>> begin Provided data

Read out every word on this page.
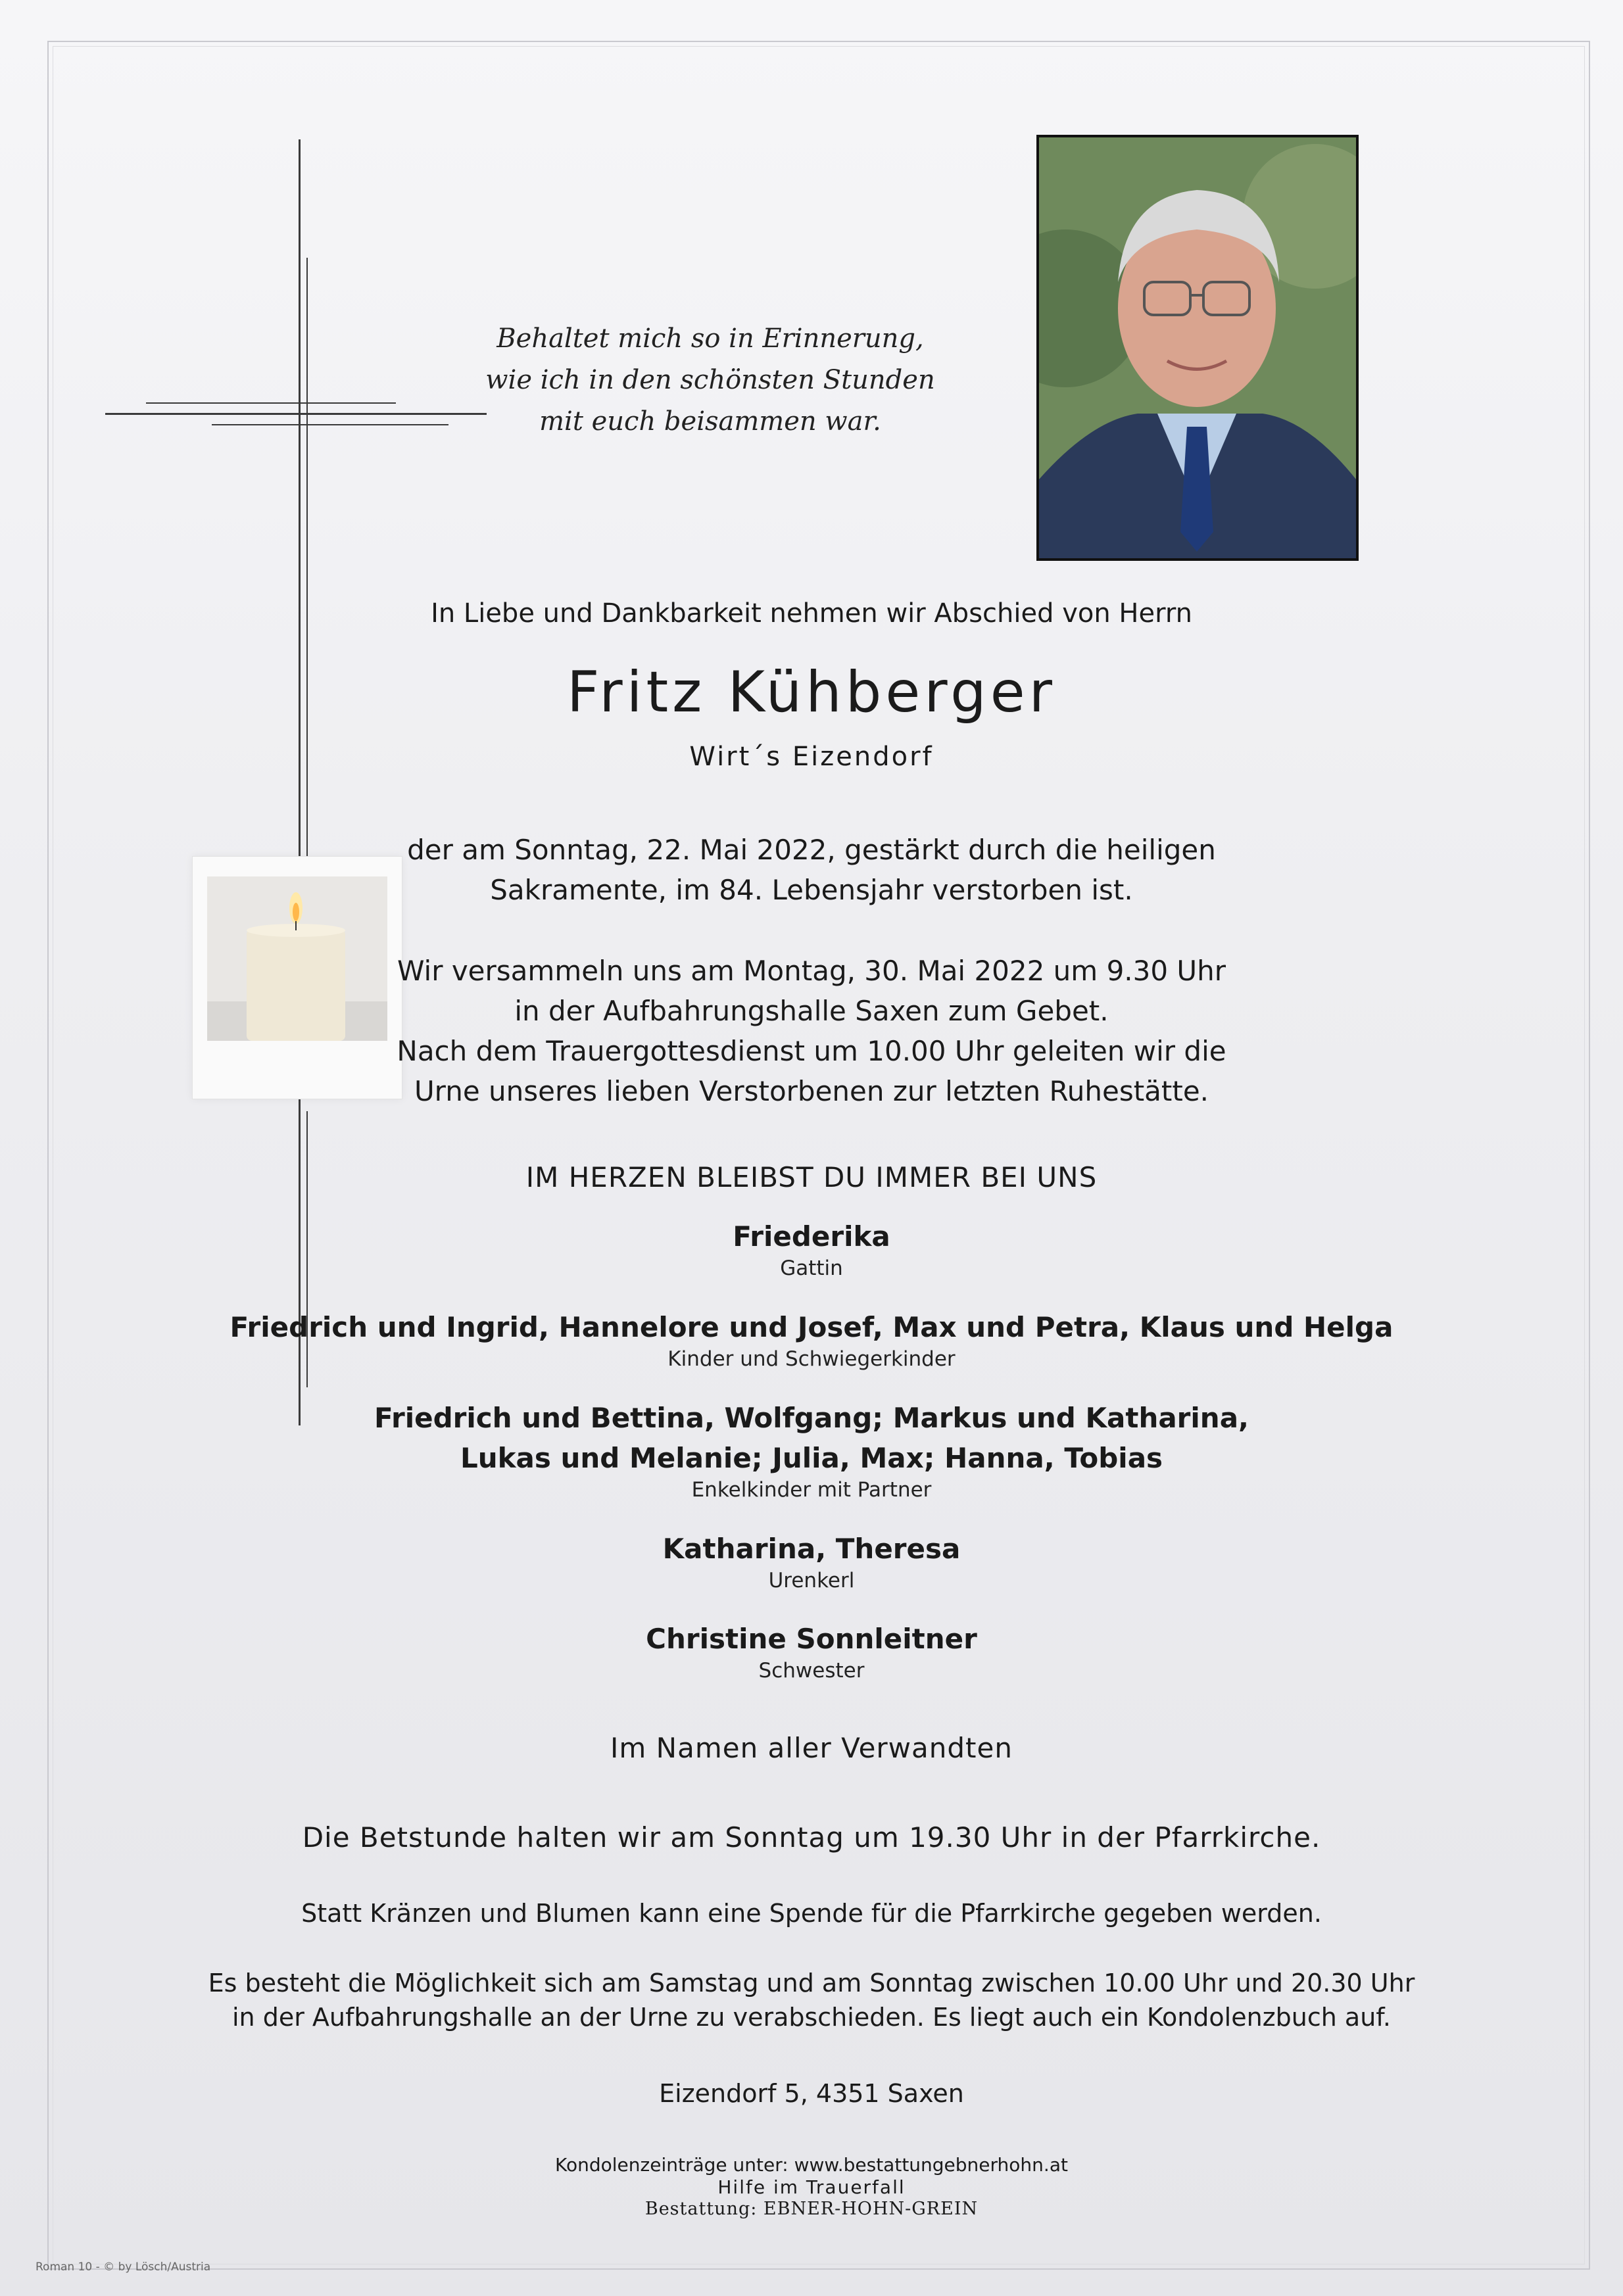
Behaltet mich so in Erinnerung,
wie ich in den schönsten Stunden
mit euch beisammen war.
In Liebe und Dankbarkeit nehmen wir Abschied von Herrn
Fritz Kühberger
Wirt´s Eizendorf
der am Sonntag, 22. Mai 2022, gestärkt durch die heiligen
Sakramente, im 84. Lebensjahr verstorben ist.
Wir versammeln uns am Montag, 30. Mai 2022 um 9.30 Uhr
in der Aufbahrungshalle Saxen zum Gebet.
Nach dem Trauergottesdienst um 10.00 Uhr geleiten wir die
Urne unseres lieben Verstorbenen zur letzten Ruhestätte.
IM HERZEN BLEIBST DU IMMER BEI UNS
Friederika
Gattin
Friedrich und Ingrid, Hannelore und Josef, Max und Petra, Klaus und Helga
Kinder und Schwiegerkinder
Friedrich und Bettina, Wolfgang; Markus und Katharina,
Lukas und Melanie; Julia, Max; Hanna, Tobias
Enkelkinder mit Partner
Katharina, Theresa
Urenkerl
Christine Sonnleitner
Schwester
Im Namen aller Verwandten
Die Betstunde halten wir am Sonntag um 19.30 Uhr in der Pfarrkirche.
Statt Kränzen und Blumen kann eine Spende für die Pfarrkirche gegeben werden.
Es besteht die Möglichkeit sich am Samstag und am Sonntag zwischen 10.00 Uhr und 20.30 Uhr
in der Aufbahrungshalle an der Urne zu verabschieden. Es liegt auch ein Kondolenzbuch auf.
Eizendorf 5, 4351 Saxen
Kondolenzeinträge unter: www.bestattungebnerhohn.at
Hilfe im Trauerfall
Bestattung: EBNER-HOHN-GREIN
Roman 10 - © by Lösch/Austria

>> end Provided data

Work to be completed. Copy out all the data without changing anything, and drop the pictures.

Result for this task.
Read out every word on this page.
Behaltet mich so in Erinnerung,
wie ich in den schönsten Stunden
mit euch beisammen war.
In Liebe und Dankbarkeit nehmen wir Abschied von Herrn
Fritz Kühberger
Wirt´s Eizendorf
der am Sonntag, 22. Mai 2022, gestärkt durch die heiligen
Sakramente, im 84. Lebensjahr verstorben ist.
Wir versammeln uns am Montag, 30. Mai 2022 um 9.30 Uhr
in der Aufbahrungshalle Saxen zum Gebet.
Nach dem Trauergottesdienst um 10.00 Uhr geleiten wir die
Urne unseres lieben Verstorbenen zur letzten Ruhestätte.
IM HERZEN BLEIBST DU IMMER BEI UNS
Friederika
Gattin
Friedrich und Ingrid, Hannelore und Josef, Max und Petra, Klaus und Helga
Kinder und Schwiegerkinder
Friedrich und Bettina, Wolfgang; Markus und Katharina,
Lukas und Melanie; Julia, Max; Hanna, Tobias
Enkelkinder mit Partner
Katharina, Theresa
Urenkerl
Christine Sonnleitner
Schwester
Im Namen aller Verwandten
Die Betstunde halten wir am Sonntag um 19.30 Uhr in der Pfarrkirche.
Statt Kränzen und Blumen kann eine Spende für die Pfarrkirche gegeben werden.
Es besteht die Möglichkeit sich am Samstag und am Sonntag zwischen 10.00 Uhr und 20.30 Uhr
in der Aufbahrungshalle an der Urne zu verabschieden. Es liegt auch ein Kondolenzbuch auf.
Eizendorf 5, 4351 Saxen
Kondolenzeinträge unter: www.bestattungebnerhohn.at
Hilfe im Trauerfall
Bestattung: EBNER-HOHN-GREIN
Roman 10 - © by Lösch/Austria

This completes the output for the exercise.